SUPPLIED MATERIAL -
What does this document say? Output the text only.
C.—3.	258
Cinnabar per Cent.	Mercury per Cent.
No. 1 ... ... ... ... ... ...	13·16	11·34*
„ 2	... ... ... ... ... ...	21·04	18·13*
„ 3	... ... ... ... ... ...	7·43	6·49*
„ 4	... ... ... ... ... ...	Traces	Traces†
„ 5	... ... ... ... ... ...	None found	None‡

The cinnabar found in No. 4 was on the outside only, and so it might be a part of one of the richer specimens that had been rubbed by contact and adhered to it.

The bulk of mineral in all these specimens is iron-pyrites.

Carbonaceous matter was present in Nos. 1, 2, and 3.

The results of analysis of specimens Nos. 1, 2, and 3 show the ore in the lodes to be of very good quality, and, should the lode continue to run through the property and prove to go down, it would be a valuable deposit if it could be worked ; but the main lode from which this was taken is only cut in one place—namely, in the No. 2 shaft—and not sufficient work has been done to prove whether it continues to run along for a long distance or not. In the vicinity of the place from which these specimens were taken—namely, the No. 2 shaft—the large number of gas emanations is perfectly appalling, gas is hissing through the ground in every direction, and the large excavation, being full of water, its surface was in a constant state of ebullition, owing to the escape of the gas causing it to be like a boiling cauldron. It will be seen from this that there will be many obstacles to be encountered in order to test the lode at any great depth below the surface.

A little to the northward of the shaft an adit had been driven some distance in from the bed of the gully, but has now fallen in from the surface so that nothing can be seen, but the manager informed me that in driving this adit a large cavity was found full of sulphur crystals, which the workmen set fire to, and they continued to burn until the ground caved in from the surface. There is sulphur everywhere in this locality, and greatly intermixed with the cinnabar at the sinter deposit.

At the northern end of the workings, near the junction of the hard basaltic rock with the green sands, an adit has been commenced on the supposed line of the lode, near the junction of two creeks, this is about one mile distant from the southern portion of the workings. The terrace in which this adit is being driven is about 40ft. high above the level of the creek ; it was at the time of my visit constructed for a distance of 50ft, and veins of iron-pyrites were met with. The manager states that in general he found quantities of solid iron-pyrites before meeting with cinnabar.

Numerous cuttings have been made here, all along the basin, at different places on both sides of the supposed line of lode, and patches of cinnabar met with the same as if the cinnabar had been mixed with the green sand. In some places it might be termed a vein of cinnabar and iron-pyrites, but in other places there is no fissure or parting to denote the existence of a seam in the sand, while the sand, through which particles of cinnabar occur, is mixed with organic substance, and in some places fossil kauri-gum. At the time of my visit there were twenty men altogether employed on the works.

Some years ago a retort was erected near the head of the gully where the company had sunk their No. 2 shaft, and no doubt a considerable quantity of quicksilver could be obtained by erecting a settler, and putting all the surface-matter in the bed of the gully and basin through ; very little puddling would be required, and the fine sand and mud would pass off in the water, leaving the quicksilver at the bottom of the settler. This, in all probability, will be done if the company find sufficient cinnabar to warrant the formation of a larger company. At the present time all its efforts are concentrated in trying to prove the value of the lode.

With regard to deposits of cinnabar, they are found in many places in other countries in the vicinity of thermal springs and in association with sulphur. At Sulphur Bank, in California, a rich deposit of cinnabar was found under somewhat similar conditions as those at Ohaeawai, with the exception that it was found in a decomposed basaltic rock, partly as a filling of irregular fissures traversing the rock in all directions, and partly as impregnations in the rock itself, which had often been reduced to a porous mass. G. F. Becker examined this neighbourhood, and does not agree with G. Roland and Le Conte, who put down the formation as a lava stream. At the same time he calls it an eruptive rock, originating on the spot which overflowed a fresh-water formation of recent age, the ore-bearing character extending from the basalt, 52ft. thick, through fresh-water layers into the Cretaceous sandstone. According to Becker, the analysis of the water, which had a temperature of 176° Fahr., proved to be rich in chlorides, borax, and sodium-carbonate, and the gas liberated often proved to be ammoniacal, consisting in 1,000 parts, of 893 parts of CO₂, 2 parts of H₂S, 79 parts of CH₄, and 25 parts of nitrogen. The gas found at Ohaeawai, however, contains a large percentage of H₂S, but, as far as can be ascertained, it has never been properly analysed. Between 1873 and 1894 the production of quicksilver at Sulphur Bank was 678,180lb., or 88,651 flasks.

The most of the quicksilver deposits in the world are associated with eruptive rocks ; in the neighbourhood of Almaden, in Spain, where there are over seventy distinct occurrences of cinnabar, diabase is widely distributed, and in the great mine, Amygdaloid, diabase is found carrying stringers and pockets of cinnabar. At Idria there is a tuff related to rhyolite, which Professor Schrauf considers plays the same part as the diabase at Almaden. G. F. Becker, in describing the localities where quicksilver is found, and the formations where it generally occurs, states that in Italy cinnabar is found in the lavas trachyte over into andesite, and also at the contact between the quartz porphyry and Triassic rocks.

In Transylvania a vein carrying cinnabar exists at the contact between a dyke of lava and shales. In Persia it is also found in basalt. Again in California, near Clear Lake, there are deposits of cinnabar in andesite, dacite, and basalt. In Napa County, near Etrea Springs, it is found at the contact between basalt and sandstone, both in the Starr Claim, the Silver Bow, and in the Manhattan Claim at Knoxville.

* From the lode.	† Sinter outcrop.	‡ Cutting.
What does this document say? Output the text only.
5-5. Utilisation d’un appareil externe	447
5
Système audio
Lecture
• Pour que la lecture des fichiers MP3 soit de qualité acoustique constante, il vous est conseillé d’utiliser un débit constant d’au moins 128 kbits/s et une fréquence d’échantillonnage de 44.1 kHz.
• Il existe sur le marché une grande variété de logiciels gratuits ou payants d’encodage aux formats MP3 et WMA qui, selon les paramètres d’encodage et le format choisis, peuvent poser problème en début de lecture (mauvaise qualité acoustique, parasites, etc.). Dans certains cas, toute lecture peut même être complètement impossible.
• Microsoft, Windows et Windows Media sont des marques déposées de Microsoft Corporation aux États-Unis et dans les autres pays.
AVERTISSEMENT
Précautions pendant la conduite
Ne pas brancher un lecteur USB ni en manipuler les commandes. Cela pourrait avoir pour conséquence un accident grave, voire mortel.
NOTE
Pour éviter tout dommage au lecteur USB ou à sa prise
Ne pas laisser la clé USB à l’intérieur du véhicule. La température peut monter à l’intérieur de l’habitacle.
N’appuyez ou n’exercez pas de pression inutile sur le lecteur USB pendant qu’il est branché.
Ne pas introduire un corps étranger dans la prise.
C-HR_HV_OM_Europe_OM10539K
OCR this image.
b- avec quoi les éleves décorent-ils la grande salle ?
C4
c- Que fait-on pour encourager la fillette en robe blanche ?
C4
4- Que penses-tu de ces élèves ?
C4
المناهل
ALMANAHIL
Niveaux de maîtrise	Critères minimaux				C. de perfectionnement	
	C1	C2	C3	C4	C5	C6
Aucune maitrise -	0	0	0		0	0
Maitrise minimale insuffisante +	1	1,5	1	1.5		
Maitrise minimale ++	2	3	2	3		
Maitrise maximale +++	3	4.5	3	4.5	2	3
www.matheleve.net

SHORT EXERCISE - Repeat the whole listing exactly, keeping every line intact.

ANSWER TO THE EXERCISE -
What does this document say? Output the text only.
C.—3.	258
Cinnabar per Cent.	Mercury per Cent.
No. 1 ... ... ... ... ... ...	13·16	11·34*
„ 2	... ... ... ... ... ...	21·04	18·13*
„ 3	... ... ... ... ... ...	7·43	6·49*
„ 4	... ... ... ... ... ...	Traces	Traces†
„ 5	... ... ... ... ... ...	None found	None‡

The cinnabar found in No. 4 was on the outside only, and so it might be a part of one of the richer specimens that had been rubbed by contact and adhered to it.

The bulk of mineral in all these specimens is iron-pyrites.

Carbonaceous matter was present in Nos. 1, 2, and 3.

The results of analysis of specimens Nos. 1, 2, and 3 show the ore in the lodes to be of very good quality, and, should the lode continue to run through the property and prove to go down, it would be a valuable deposit if it could be worked ; but the main lode from which this was taken is only cut in one place—namely, in the No. 2 shaft—and not sufficient work has been done to prove whether it continues to run along for a long distance or not. In the vicinity of the place from which these specimens were taken—namely, the No. 2 shaft—the large number of gas emanations is perfectly appalling, gas is hissing through the ground in every direction, and the large excavation, being full of water, its surface was in a constant state of ebullition, owing to the escape of the gas causing it to be like a boiling cauldron. It will be seen from this that there will be many obstacles to be encountered in order to test the lode at any great depth below the surface.

A little to the northward of the shaft an adit had been driven some distance in from the bed of the gully, but has now fallen in from the surface so that nothing can be seen, but the manager informed me that in driving this adit a large cavity was found full of sulphur crystals, which the workmen set fire to, and they continued to burn until the ground caved in from the surface. There is sulphur everywhere in this locality, and greatly intermixed with the cinnabar at the sinter deposit.

At the northern end of the workings, near the junction of the hard basaltic rock with the green sands, an adit has been commenced on the supposed line of the lode, near the junction of two creeks, this is about one mile distant from the southern portion of the workings. The terrace in which this adit is being driven is about 40ft. high above the level of the creek ; it was at the time of my visit constructed for a distance of 50ft, and veins of iron-pyrites were met with. The manager states that in general he found quantities of solid iron-pyrites before meeting with cinnabar.

Numerous cuttings have been made here, all along the basin, at different places on both sides of the supposed line of lode, and patches of cinnabar met with the same as if the cinnabar had been mixed with the green sand. In some places it might be termed a vein of cinnabar and iron-pyrites, but in other places there is no fissure or parting to denote the existence of a seam in the sand, while the sand, through which particles of cinnabar occur, is mixed with organic substance, and in some places fossil kauri-gum. At the time of my visit there were twenty men altogether employed on the works.

Some years ago a retort was erected near the head of the gully where the company had sunk their No. 2 shaft, and no doubt a considerable quantity of quicksilver could be obtained by erecting a settler, and putting all the surface-matter in the bed of the gully and basin through ; very little puddling would be required, and the fine sand and mud would pass off in the water, leaving the quicksilver at the bottom of the settler. This, in all probability, will be done if the company find sufficient cinnabar to warrant the formation of a larger company. At the present time all its efforts are concentrated in trying to prove the value of the lode.

With regard to deposits of cinnabar, they are found in many places in other countries in the vicinity of thermal springs and in association with sulphur. At Sulphur Bank, in California, a rich deposit of cinnabar was found under somewhat similar conditions as those at Ohaeawai, with the exception that it was found in a decomposed basaltic rock, partly as a filling of irregular fissures traversing the rock in all directions, and partly as impregnations in the rock itself, which had often been reduced to a porous mass. G. F. Becker examined this neighbourhood, and does not agree with G. Roland and Le Conte, who put down the formation as a lava stream. At the same time he calls it an eruptive rock, originating on the spot which overflowed a fresh-water formation of recent age, the ore-bearing character extending from the basalt, 52ft. thick, through fresh-water layers into the Cretaceous sandstone. According to Becker, the analysis of the water, which had a temperature of 176° Fahr., proved to be rich in chlorides, borax, and sodium-carbonate, and the gas liberated often proved to be ammoniacal, consisting in 1,000 parts, of 893 parts of CO₂, 2 parts of H₂S, 79 parts of CH₄, and 25 parts of nitrogen. The gas found at Ohaeawai, however, contains a large percentage of H₂S, but, as far as can be ascertained, it has never been properly analysed. Between 1873 and 1894 the production of quicksilver at Sulphur Bank was 678,180lb., or 88,651 flasks.

The most of the quicksilver deposits in the world are associated with eruptive rocks ; in the neighbourhood of Almaden, in Spain, where there are over seventy distinct occurrences of cinnabar, diabase is widely distributed, and in the great mine, Amygdaloid, diabase is found carrying stringers and pockets of cinnabar. At Idria there is a tuff related to rhyolite, which Professor Schrauf considers plays the same part as the diabase at Almaden. G. F. Becker, in describing the localities where quicksilver is found, and the formations where it generally occurs, states that in Italy cinnabar is found in the lavas trachyte over into andesite, and also at the contact between the quartz porphyry and Triassic rocks.

In Transylvania a vein carrying cinnabar exists at the contact between a dyke of lava and shales. In Persia it is also found in basalt. Again in California, near Clear Lake, there are deposits of cinnabar in andesite, dacite, and basalt. In Napa County, near Etrea Springs, it is found at the contact between basalt and sandstone, both in the Starr Claim, the Silver Bow, and in the Manhattan Claim at Knoxville.

* From the lode.	† Sinter outcrop.	‡ Cutting.
What does this document say? Output the text only.
5-5. Utilisation d’un appareil externe	447
5
Système audio
Lecture
• Pour que la lecture des fichiers MP3 soit de qualité acoustique constante, il vous est conseillé d’utiliser un débit constant d’au moins 128 kbits/s et une fréquence d’échantillonnage de 44.1 kHz.
• Il existe sur le marché une grande variété de logiciels gratuits ou payants d’encodage aux formats MP3 et WMA qui, selon les paramètres d’encodage et le format choisis, peuvent poser problème en début de lecture (mauvaise qualité acoustique, parasites, etc.). Dans certains cas, toute lecture peut même être complètement impossible.
• Microsoft, Windows et Windows Media sont des marques déposées de Microsoft Corporation aux États-Unis et dans les autres pays.
AVERTISSEMENT
Précautions pendant la conduite
Ne pas brancher un lecteur USB ni en manipuler les commandes. Cela pourrait avoir pour conséquence un accident grave, voire mortel.
NOTE
Pour éviter tout dommage au lecteur USB ou à sa prise
Ne pas laisser la clé USB à l’intérieur du véhicule. La température peut monter à l’intérieur de l’habitacle.
N’appuyez ou n’exercez pas de pression inutile sur le lecteur USB pendant qu’il est branché.
Ne pas introduire un corps étranger dans la prise.
C-HR_HV_OM_Europe_OM10539K
OCR this image.
b- avec quoi les éleves décorent-ils la grande salle ?
C4
c- Que fait-on pour encourager la fillette en robe blanche ?
C4
4- Que penses-tu de ces élèves ?
C4
المناهل
ALMANAHIL
Niveaux de maîtrise	Critères minimaux				C. de perfectionnement	
	C1	C2	C3	C4	C5	C6
Aucune maitrise -	0	0	0		0	0
Maitrise minimale insuffisante +	1	1,5	1	1.5		
Maitrise minimale ++	2	3	2	3		
Maitrise maximale +++	3	4.5	3	4.5	2	3
www.matheleve.net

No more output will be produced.